Every entry that follows needs to be repeated exactly.

■ ■ ■ ■

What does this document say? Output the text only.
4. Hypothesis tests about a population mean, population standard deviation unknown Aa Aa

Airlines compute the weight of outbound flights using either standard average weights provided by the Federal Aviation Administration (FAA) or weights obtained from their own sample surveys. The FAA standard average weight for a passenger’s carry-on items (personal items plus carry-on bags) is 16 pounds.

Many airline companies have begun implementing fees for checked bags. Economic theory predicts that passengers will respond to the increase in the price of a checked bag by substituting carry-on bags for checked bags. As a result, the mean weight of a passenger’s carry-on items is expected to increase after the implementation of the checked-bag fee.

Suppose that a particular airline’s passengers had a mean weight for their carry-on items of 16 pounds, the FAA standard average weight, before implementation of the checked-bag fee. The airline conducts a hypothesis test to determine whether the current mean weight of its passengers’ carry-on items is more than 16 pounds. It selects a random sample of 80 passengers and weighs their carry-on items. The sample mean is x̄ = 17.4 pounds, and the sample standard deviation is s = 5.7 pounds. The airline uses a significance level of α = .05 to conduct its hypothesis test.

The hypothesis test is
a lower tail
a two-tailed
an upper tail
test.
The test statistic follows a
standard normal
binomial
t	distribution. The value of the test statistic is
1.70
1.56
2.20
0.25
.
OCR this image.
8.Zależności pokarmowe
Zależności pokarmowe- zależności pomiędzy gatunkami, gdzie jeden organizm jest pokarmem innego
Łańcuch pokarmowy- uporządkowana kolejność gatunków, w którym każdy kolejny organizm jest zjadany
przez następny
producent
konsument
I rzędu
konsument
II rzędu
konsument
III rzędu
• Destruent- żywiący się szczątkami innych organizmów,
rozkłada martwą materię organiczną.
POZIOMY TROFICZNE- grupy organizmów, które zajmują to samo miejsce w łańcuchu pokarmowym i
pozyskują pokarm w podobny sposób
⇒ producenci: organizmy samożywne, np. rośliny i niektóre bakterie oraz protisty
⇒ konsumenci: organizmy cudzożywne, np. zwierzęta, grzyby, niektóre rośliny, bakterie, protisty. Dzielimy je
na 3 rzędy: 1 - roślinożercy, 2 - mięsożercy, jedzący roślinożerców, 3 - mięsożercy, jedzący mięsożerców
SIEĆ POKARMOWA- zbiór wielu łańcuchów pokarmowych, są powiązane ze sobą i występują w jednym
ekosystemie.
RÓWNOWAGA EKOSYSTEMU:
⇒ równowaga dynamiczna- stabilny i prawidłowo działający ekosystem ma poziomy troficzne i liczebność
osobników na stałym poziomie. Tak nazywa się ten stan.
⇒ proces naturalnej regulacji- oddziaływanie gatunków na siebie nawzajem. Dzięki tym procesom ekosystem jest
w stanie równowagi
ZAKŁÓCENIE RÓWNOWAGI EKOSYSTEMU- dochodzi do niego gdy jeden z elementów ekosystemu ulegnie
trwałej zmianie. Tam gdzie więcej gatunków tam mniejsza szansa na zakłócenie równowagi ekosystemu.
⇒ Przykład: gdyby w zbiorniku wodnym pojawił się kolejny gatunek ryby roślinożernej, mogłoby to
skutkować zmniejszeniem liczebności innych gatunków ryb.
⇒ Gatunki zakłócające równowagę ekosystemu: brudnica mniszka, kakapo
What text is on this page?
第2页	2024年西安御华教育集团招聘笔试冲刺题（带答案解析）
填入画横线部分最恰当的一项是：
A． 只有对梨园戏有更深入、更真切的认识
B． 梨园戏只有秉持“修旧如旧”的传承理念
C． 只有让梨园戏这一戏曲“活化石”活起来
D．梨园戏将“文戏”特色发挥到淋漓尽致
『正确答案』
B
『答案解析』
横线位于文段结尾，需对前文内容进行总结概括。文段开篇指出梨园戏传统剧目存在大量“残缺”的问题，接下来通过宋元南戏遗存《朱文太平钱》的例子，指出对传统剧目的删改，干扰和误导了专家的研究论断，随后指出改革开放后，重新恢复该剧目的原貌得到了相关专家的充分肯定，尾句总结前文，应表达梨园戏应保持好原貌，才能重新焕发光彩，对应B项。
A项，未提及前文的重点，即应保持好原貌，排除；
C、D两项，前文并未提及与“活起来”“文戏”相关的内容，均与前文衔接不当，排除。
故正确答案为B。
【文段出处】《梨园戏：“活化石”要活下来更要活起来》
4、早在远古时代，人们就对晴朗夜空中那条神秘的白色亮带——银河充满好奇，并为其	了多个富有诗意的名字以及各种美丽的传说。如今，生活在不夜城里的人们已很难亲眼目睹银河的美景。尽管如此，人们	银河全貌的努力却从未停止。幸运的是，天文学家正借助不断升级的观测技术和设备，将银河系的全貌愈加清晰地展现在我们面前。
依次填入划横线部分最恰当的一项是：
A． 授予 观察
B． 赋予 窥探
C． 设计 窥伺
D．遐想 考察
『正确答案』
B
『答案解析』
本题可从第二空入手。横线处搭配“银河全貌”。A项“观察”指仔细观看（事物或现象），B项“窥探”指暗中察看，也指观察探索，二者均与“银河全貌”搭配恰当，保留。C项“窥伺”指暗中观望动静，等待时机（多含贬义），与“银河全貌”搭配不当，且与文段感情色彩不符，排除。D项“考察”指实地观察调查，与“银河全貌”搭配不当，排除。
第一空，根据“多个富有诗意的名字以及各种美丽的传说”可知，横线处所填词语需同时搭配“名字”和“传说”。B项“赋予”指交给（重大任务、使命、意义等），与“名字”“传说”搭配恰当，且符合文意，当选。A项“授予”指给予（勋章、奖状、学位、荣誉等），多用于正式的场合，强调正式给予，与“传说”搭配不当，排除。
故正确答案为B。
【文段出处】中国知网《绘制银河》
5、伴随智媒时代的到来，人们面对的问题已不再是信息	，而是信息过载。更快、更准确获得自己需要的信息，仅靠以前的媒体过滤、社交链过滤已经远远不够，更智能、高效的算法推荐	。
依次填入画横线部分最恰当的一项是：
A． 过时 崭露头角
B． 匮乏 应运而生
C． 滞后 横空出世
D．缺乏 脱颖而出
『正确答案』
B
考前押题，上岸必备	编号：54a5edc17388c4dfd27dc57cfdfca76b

■ ■ ■ ■

*Exercise answer*:
What does this document say? Output the text only.
4. Hypothesis tests about a population mean, population standard deviation unknown Aa Aa

Airlines compute the weight of outbound flights using either standard average weights provided by the Federal Aviation Administration (FAA) or weights obtained from their own sample surveys. The FAA standard average weight for a passenger’s carry-on items (personal items plus carry-on bags) is 16 pounds.

Many airline companies have begun implementing fees for checked bags. Economic theory predicts that passengers will respond to the increase in the price of a checked bag by substituting carry-on bags for checked bags. As a result, the mean weight of a passenger’s carry-on items is expected to increase after the implementation of the checked-bag fee.

Suppose that a particular airline’s passengers had a mean weight for their carry-on items of 16 pounds, the FAA standard average weight, before implementation of the checked-bag fee. The airline conducts a hypothesis test to determine whether the current mean weight of its passengers’ carry-on items is more than 16 pounds. It selects a random sample of 80 passengers and weighs their carry-on items. The sample mean is x̄ = 17.4 pounds, and the sample standard deviation is s = 5.7 pounds. The airline uses a significance level of α = .05 to conduct its hypothesis test.

The hypothesis test is
a lower tail
a two-tailed
an upper tail
test.
The test statistic follows a
standard normal
binomial
t	distribution. The value of the test statistic is
1.70
1.56
2.20
0.25
.
OCR this image.
8.Zależności pokarmowe
Zależności pokarmowe- zależności pomiędzy gatunkami, gdzie jeden organizm jest pokarmem innego
Łańcuch pokarmowy- uporządkowana kolejność gatunków, w którym każdy kolejny organizm jest zjadany
przez następny
producent
konsument
I rzędu
konsument
II rzędu
konsument
III rzędu
• Destruent- żywiący się szczątkami innych organizmów,
rozkłada martwą materię organiczną.
POZIOMY TROFICZNE- grupy organizmów, które zajmują to samo miejsce w łańcuchu pokarmowym i
pozyskują pokarm w podobny sposób
⇒ producenci: organizmy samożywne, np. rośliny i niektóre bakterie oraz protisty
⇒ konsumenci: organizmy cudzożywne, np. zwierzęta, grzyby, niektóre rośliny, bakterie, protisty. Dzielimy je
na 3 rzędy: 1 - roślinożercy, 2 - mięsożercy, jedzący roślinożerców, 3 - mięsożercy, jedzący mięsożerców
SIEĆ POKARMOWA- zbiór wielu łańcuchów pokarmowych, są powiązane ze sobą i występują w jednym
ekosystemie.
RÓWNOWAGA EKOSYSTEMU:
⇒ równowaga dynamiczna- stabilny i prawidłowo działający ekosystem ma poziomy troficzne i liczebność
osobników na stałym poziomie. Tak nazywa się ten stan.
⇒ proces naturalnej regulacji- oddziaływanie gatunków na siebie nawzajem. Dzięki tym procesom ekosystem jest
w stanie równowagi
ZAKŁÓCENIE RÓWNOWAGI EKOSYSTEMU- dochodzi do niego gdy jeden z elementów ekosystemu ulegnie
trwałej zmianie. Tam gdzie więcej gatunków tam mniejsza szansa na zakłócenie równowagi ekosystemu.
⇒ Przykład: gdyby w zbiorniku wodnym pojawił się kolejny gatunek ryby roślinożernej, mogłoby to
skutkować zmniejszeniem liczebności innych gatunków ryb.
⇒ Gatunki zakłócające równowagę ekosystemu: brudnica mniszka, kakapo
What text is on this page?
第2页	2024年西安御华教育集团招聘笔试冲刺题（带答案解析）
填入画横线部分最恰当的一项是：
A． 只有对梨园戏有更深入、更真切的认识
B． 梨园戏只有秉持“修旧如旧”的传承理念
C． 只有让梨园戏这一戏曲“活化石”活起来
D．梨园戏将“文戏”特色发挥到淋漓尽致
『正确答案』
B
『答案解析』
横线位于文段结尾，需对前文内容进行总结概括。文段开篇指出梨园戏传统剧目存在大量“残缺”的问题，接下来通过宋元南戏遗存《朱文太平钱》的例子，指出对传统剧目的删改，干扰和误导了专家的研究论断，随后指出改革开放后，重新恢复该剧目的原貌得到了相关专家的充分肯定，尾句总结前文，应表达梨园戏应保持好原貌，才能重新焕发光彩，对应B项。
A项，未提及前文的重点，即应保持好原貌，排除；
C、D两项，前文并未提及与“活起来”“文戏”相关的内容，均与前文衔接不当，排除。
故正确答案为B。
【文段出处】《梨园戏：“活化石”要活下来更要活起来》
4、早在远古时代，人们就对晴朗夜空中那条神秘的白色亮带——银河充满好奇，并为其	了多个富有诗意的名字以及各种美丽的传说。如今，生活在不夜城里的人们已很难亲眼目睹银河的美景。尽管如此，人们	银河全貌的努力却从未停止。幸运的是，天文学家正借助不断升级的观测技术和设备，将银河系的全貌愈加清晰地展现在我们面前。
依次填入划横线部分最恰当的一项是：
A． 授予 观察
B． 赋予 窥探
C． 设计 窥伺
D．遐想 考察
『正确答案』
B
『答案解析』
本题可从第二空入手。横线处搭配“银河全貌”。A项“观察”指仔细观看（事物或现象），B项“窥探”指暗中察看，也指观察探索，二者均与“银河全貌”搭配恰当，保留。C项“窥伺”指暗中观望动静，等待时机（多含贬义），与“银河全貌”搭配不当，且与文段感情色彩不符，排除。D项“考察”指实地观察调查，与“银河全貌”搭配不当，排除。
第一空，根据“多个富有诗意的名字以及各种美丽的传说”可知，横线处所填词语需同时搭配“名字”和“传说”。B项“赋予”指交给（重大任务、使命、意义等），与“名字”“传说”搭配恰当，且符合文意，当选。A项“授予”指给予（勋章、奖状、学位、荣誉等），多用于正式的场合，强调正式给予，与“传说”搭配不当，排除。
故正确答案为B。
【文段出处】中国知网《绘制银河》
5、伴随智媒时代的到来，人们面对的问题已不再是信息	，而是信息过载。更快、更准确获得自己需要的信息，仅靠以前的媒体过滤、社交链过滤已经远远不够，更智能、高效的算法推荐	。
依次填入画横线部分最恰当的一项是：
A． 过时 崭露头角
B． 匮乏 应运而生
C． 滞后 横空出世
D．缺乏 脱颖而出
『正确答案』
B
考前押题，上岸必备	编号：54a5edc17388c4dfd27dc57cfdfca76b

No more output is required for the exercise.